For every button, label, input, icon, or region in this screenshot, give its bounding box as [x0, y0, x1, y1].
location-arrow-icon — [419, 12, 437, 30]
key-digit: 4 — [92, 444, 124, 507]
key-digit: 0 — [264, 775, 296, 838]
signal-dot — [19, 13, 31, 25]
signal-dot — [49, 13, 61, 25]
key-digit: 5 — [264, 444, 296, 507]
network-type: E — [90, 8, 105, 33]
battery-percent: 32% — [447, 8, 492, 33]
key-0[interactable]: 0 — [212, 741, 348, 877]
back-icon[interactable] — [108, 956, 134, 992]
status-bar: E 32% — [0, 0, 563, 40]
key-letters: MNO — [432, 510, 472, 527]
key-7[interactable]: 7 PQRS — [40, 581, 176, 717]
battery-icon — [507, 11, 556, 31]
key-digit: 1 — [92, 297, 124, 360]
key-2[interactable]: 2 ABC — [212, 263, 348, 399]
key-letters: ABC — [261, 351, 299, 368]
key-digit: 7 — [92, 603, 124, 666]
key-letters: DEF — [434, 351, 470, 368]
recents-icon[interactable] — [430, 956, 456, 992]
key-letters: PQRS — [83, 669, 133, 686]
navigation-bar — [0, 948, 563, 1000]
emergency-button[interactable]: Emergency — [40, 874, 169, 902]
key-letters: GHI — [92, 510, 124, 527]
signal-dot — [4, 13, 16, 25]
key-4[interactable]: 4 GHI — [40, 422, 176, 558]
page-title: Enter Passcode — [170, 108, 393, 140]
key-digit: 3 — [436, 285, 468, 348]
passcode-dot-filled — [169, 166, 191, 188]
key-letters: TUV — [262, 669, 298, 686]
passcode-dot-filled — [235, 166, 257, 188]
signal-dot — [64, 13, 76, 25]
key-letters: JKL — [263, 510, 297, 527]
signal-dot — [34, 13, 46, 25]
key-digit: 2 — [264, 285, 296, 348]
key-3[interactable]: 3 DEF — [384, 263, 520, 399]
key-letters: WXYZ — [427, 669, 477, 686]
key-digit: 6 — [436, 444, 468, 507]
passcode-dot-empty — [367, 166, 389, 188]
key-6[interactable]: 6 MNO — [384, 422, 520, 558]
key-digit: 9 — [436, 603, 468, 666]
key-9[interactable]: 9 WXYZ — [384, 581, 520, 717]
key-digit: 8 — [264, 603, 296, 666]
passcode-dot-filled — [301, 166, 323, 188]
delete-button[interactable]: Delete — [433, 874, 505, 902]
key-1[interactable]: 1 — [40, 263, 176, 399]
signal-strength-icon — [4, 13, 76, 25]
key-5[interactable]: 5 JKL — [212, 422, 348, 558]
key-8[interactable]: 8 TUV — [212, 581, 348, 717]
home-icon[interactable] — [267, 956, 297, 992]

* * *

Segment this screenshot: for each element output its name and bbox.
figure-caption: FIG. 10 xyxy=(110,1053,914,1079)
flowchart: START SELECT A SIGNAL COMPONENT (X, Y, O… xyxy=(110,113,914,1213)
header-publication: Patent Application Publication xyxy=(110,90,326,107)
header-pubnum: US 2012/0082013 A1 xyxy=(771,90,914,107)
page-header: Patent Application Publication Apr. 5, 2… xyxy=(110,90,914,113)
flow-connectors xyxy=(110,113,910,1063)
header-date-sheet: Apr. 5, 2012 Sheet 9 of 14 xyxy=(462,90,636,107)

--

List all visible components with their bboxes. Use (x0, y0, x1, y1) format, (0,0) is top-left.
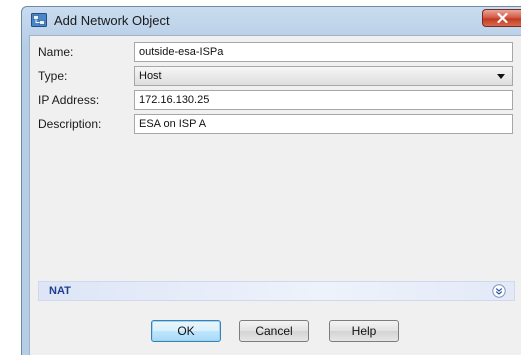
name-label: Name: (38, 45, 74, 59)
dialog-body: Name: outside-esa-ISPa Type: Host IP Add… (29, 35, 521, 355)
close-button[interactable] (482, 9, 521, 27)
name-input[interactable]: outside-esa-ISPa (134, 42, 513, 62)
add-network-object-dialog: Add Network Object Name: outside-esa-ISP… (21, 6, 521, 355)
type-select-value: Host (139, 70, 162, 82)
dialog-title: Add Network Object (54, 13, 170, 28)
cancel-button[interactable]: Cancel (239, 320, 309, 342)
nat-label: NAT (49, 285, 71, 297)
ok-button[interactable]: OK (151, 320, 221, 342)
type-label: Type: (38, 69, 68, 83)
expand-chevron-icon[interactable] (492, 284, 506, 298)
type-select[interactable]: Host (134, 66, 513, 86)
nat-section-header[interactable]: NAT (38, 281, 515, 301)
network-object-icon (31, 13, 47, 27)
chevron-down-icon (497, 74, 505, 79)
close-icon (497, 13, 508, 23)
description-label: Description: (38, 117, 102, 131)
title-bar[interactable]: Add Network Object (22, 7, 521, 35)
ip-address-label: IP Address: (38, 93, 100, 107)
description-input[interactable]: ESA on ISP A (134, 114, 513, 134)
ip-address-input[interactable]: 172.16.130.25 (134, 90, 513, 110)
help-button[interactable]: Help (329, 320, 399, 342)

**Task statement**
Duplicate the listing lines from the line with "For every button, label, input, icon, or" up to and including the line with "key-letters: DEF — [434, 351, 470, 368]".

**Solution to this exercise**
For every button, label, input, icon, or region in this screenshot, give its bounding box as [x0, y0, x1, y1].
location-arrow-icon — [419, 12, 437, 30]
key-digit: 4 — [92, 444, 124, 507]
key-digit: 0 — [264, 775, 296, 838]
signal-dot — [19, 13, 31, 25]
signal-dot — [49, 13, 61, 25]
key-digit: 5 — [264, 444, 296, 507]
network-type: E — [90, 8, 105, 33]
battery-percent: 32% — [447, 8, 492, 33]
key-0[interactable]: 0 — [212, 741, 348, 877]
back-icon[interactable] — [108, 956, 134, 992]
status-bar: E 32% — [0, 0, 563, 40]
key-letters: MNO — [432, 510, 472, 527]
key-7[interactable]: 7 PQRS — [40, 581, 176, 717]
battery-icon — [507, 11, 556, 31]
key-digit: 1 — [92, 297, 124, 360]
key-2[interactable]: 2 ABC — [212, 263, 348, 399]
key-letters: ABC — [261, 351, 299, 368]
key-digit: 7 — [92, 603, 124, 666]
key-letters: DEF — [434, 351, 470, 368]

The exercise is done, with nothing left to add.